[Brief] Select from the data all lines with the word "panel".

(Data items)

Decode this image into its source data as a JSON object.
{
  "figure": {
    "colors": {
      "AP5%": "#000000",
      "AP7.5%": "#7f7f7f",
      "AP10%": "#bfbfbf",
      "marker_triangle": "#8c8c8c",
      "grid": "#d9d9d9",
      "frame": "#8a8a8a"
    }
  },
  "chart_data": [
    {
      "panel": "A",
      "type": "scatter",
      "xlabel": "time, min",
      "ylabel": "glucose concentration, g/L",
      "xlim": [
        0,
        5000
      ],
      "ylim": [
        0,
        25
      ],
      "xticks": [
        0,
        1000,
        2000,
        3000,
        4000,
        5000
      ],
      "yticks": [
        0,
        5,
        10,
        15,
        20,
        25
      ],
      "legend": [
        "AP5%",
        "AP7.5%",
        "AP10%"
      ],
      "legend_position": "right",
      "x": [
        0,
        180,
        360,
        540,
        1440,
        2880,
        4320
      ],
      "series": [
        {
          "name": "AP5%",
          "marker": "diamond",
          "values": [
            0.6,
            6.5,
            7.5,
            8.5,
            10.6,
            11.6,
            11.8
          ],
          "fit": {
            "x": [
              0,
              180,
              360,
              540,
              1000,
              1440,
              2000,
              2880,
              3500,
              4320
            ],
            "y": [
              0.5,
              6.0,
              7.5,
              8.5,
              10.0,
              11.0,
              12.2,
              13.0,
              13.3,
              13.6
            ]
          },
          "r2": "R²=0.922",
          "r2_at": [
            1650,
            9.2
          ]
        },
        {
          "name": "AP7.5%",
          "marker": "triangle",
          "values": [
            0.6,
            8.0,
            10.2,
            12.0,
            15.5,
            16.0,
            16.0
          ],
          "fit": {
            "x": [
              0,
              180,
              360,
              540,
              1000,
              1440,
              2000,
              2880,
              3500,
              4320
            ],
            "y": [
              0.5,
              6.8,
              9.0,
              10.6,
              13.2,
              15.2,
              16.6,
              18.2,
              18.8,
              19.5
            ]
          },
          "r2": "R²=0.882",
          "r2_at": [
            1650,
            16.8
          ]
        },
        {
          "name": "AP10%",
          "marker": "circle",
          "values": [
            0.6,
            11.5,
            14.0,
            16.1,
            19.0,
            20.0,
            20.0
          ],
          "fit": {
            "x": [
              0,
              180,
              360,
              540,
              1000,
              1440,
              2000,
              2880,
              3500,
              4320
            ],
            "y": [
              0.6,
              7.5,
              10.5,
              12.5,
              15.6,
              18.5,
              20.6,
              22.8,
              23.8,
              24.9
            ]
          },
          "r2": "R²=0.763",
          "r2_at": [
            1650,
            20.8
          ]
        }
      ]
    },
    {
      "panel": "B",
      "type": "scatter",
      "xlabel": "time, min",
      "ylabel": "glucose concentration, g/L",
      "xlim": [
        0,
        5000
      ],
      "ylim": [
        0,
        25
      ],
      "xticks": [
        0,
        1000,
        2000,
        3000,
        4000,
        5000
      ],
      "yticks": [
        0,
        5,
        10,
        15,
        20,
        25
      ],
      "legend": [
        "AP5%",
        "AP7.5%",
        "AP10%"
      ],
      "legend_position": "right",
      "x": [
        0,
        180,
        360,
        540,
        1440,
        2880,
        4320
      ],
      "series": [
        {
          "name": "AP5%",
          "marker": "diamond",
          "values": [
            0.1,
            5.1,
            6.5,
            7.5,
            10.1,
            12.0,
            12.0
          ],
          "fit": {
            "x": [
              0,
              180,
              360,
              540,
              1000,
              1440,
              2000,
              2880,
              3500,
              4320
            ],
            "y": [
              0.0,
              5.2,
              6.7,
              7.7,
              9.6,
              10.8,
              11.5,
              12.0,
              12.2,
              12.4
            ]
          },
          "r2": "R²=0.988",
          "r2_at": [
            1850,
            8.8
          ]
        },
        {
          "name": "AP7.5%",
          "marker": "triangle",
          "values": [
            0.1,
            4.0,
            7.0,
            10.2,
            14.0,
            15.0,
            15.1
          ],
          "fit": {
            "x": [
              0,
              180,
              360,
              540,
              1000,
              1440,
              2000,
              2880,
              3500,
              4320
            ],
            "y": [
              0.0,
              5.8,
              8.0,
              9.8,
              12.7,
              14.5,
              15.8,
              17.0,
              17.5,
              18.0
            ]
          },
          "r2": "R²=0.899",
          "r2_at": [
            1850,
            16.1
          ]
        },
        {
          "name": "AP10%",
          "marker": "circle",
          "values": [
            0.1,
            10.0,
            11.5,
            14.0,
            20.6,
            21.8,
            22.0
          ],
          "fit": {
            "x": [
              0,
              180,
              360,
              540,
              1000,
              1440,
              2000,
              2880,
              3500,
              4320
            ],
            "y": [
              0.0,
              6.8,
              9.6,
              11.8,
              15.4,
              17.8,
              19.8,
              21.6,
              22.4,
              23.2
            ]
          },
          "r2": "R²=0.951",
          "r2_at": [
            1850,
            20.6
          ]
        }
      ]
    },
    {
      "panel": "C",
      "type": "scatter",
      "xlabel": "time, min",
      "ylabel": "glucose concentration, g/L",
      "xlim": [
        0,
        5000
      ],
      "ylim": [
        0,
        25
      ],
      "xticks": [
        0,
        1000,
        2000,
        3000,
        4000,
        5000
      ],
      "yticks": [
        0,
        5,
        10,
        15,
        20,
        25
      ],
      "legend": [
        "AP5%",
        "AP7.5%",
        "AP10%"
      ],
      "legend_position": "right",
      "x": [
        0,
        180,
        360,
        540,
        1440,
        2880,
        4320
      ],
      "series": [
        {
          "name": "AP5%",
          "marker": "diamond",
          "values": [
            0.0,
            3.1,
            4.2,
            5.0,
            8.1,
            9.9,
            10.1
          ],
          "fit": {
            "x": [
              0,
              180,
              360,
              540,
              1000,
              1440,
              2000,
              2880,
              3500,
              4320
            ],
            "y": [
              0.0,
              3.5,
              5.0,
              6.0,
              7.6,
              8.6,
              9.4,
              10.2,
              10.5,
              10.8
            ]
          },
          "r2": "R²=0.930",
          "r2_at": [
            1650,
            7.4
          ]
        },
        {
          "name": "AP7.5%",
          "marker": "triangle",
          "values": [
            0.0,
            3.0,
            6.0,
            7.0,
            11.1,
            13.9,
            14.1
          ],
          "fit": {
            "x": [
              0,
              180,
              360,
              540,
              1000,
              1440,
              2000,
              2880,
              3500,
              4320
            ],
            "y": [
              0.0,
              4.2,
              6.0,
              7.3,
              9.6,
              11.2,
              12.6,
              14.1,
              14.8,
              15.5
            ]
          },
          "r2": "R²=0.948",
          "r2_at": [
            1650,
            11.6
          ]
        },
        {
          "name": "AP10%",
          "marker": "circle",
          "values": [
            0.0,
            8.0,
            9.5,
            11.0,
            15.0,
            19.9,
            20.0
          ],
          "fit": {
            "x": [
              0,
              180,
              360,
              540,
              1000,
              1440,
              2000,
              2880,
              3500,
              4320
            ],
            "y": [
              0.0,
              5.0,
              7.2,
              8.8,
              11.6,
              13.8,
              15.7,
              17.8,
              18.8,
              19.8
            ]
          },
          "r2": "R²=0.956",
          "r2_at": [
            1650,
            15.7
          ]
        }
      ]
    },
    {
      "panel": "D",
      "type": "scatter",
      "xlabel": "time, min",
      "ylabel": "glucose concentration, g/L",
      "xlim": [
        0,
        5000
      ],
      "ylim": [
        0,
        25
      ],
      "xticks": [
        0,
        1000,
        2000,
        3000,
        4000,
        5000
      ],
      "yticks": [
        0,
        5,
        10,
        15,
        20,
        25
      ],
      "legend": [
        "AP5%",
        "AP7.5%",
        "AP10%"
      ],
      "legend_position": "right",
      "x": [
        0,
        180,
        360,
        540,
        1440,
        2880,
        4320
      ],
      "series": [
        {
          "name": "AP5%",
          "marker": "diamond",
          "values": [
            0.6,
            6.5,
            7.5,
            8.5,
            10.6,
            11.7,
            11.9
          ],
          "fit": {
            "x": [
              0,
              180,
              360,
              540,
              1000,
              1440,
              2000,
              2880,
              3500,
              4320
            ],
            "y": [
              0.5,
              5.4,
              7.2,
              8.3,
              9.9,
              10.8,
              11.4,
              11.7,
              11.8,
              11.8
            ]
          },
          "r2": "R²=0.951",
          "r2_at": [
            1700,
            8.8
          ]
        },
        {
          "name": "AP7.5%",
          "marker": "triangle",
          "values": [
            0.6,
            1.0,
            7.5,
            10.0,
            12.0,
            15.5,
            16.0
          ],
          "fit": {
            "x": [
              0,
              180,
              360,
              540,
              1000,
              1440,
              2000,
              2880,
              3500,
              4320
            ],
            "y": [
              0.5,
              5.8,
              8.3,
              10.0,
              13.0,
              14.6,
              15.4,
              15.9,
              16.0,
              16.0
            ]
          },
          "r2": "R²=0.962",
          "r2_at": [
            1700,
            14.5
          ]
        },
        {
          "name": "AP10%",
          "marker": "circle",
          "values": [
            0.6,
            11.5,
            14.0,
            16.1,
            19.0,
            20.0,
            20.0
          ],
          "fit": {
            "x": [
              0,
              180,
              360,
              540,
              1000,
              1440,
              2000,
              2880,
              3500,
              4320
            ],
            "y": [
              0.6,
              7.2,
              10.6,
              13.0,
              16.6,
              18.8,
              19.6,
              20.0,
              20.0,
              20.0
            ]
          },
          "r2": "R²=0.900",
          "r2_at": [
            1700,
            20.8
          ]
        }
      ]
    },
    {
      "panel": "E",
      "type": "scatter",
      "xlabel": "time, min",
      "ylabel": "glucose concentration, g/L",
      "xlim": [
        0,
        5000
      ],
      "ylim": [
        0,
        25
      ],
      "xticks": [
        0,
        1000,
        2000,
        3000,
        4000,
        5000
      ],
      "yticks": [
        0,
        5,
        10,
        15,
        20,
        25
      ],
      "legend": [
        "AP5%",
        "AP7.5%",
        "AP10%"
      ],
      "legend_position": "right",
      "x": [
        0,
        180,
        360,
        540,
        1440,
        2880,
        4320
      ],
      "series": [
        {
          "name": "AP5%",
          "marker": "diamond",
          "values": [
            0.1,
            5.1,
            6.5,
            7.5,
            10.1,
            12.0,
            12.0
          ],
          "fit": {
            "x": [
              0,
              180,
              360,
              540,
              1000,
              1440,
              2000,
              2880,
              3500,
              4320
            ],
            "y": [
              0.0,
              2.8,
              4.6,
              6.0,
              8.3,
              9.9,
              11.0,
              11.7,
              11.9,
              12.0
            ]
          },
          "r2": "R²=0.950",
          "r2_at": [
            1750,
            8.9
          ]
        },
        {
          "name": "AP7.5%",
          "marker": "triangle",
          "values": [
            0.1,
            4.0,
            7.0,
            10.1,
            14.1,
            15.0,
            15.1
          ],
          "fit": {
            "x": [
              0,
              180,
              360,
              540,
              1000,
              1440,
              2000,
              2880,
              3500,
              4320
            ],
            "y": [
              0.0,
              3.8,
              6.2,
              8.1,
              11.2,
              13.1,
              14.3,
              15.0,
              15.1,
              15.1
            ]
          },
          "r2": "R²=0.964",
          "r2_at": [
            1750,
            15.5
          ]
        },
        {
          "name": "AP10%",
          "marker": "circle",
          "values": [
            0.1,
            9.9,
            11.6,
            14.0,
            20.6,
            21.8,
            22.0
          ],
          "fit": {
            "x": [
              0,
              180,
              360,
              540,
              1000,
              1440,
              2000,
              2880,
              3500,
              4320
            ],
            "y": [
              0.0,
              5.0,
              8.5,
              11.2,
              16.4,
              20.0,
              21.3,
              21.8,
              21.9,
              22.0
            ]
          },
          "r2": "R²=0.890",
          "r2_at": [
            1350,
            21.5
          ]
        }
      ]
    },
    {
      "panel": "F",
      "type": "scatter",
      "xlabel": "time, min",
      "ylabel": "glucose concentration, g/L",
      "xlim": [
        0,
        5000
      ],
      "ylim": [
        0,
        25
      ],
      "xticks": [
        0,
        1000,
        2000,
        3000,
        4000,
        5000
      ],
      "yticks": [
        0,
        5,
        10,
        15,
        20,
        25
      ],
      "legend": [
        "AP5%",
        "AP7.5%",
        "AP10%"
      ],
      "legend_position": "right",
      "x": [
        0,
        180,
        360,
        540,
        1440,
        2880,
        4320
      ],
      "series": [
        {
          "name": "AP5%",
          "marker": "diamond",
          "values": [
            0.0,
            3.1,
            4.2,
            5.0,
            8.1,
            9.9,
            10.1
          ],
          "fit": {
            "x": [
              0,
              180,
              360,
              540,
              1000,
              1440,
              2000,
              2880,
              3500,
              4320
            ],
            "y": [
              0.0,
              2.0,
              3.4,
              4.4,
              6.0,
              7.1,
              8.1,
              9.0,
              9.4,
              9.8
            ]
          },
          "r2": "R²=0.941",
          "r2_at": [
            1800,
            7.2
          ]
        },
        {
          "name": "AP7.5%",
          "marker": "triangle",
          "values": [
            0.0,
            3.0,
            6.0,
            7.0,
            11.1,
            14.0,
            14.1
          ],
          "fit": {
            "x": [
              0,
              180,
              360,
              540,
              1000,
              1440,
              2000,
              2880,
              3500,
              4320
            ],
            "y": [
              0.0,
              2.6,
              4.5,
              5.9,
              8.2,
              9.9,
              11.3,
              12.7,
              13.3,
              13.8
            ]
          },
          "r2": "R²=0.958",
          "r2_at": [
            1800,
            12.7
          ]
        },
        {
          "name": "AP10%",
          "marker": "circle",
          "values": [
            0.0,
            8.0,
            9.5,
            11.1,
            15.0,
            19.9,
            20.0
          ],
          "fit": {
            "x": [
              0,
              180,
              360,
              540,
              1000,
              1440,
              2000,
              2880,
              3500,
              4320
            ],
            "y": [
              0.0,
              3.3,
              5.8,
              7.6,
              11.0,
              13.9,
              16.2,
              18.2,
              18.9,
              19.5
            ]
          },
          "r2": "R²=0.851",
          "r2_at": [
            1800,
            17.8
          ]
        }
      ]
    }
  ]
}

[Task result]
      "panel": "A",
      "panel": "B",
      "panel": "C",
      "panel": "D",
      "panel": "E",
      "panel": "F",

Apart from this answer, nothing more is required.